» **MATERIAL SHOWN**:
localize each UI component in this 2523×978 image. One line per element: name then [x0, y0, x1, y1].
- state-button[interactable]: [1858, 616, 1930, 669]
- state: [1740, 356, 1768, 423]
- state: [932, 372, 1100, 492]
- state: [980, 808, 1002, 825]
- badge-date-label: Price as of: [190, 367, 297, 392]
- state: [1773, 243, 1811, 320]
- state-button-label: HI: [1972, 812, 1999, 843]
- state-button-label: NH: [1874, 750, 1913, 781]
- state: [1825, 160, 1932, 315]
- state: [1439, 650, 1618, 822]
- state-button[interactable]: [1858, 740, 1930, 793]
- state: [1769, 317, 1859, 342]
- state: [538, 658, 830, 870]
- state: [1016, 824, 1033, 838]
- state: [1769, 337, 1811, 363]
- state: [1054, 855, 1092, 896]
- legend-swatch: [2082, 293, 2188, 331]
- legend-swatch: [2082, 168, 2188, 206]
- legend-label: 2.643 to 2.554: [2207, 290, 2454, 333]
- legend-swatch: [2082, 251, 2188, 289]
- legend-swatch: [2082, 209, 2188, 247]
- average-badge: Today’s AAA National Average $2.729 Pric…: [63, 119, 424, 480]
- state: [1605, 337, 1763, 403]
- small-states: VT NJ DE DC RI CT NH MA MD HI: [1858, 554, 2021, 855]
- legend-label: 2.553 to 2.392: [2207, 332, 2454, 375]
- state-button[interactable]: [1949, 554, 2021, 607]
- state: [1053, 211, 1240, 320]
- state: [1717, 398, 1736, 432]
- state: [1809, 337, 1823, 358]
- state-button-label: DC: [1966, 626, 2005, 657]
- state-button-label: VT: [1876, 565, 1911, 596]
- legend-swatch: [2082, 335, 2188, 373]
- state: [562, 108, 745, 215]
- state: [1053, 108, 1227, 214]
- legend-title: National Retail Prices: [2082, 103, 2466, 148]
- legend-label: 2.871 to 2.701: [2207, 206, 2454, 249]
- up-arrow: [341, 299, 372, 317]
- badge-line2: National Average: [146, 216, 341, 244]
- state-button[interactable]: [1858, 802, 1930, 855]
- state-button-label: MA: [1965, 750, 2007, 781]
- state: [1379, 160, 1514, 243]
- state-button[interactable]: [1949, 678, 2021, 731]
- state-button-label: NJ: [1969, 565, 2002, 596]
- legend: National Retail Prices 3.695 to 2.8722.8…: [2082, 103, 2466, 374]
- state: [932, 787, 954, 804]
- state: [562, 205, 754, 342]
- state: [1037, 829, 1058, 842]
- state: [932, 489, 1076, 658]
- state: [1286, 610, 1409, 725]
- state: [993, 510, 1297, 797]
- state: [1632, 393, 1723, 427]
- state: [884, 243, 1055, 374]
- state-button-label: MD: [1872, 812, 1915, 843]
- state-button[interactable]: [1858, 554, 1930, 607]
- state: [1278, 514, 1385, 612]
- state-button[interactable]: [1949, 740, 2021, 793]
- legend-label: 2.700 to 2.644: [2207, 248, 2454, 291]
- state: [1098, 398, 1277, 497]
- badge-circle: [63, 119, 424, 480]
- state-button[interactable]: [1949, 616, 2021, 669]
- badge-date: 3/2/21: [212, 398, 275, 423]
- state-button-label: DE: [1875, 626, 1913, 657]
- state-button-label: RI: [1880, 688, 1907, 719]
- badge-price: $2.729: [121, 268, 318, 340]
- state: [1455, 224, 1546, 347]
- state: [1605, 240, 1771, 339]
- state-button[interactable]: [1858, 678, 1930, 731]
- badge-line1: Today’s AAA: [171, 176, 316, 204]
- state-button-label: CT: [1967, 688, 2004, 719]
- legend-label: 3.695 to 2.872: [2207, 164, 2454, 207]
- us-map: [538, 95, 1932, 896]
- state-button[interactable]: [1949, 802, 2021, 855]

» **TASK REQUIREMENTS**: Reproduce the material above verbatim, from its first line through the line containing "- state: [1605, 337, 1763, 403]", including both of those lines.

» **EXERCISE RESPONSE**:
localize each UI component in this 2523×978 image. One line per element: name then [x0, y0, x1, y1].
- state-button[interactable]: [1858, 616, 1930, 669]
- state: [1740, 356, 1768, 423]
- state: [932, 372, 1100, 492]
- state: [980, 808, 1002, 825]
- badge-date-label: Price as of: [190, 367, 297, 392]
- state: [1773, 243, 1811, 320]
- state-button-label: HI: [1972, 812, 1999, 843]
- state-button-label: NH: [1874, 750, 1913, 781]
- state: [1825, 160, 1932, 315]
- state: [1439, 650, 1618, 822]
- state-button[interactable]: [1858, 740, 1930, 793]
- state: [1769, 317, 1859, 342]
- state: [538, 658, 830, 870]
- state: [1016, 824, 1033, 838]
- state: [1769, 337, 1811, 363]
- state: [1054, 855, 1092, 896]
- legend-swatch: [2082, 293, 2188, 331]
- legend-swatch: [2082, 168, 2188, 206]
- legend-label: 2.643 to 2.554: [2207, 290, 2454, 333]
- legend-swatch: [2082, 251, 2188, 289]
- legend-swatch: [2082, 209, 2188, 247]
- average-badge: Today’s AAA National Average $2.729 Pric…: [63, 119, 424, 480]
- state: [1605, 337, 1763, 403]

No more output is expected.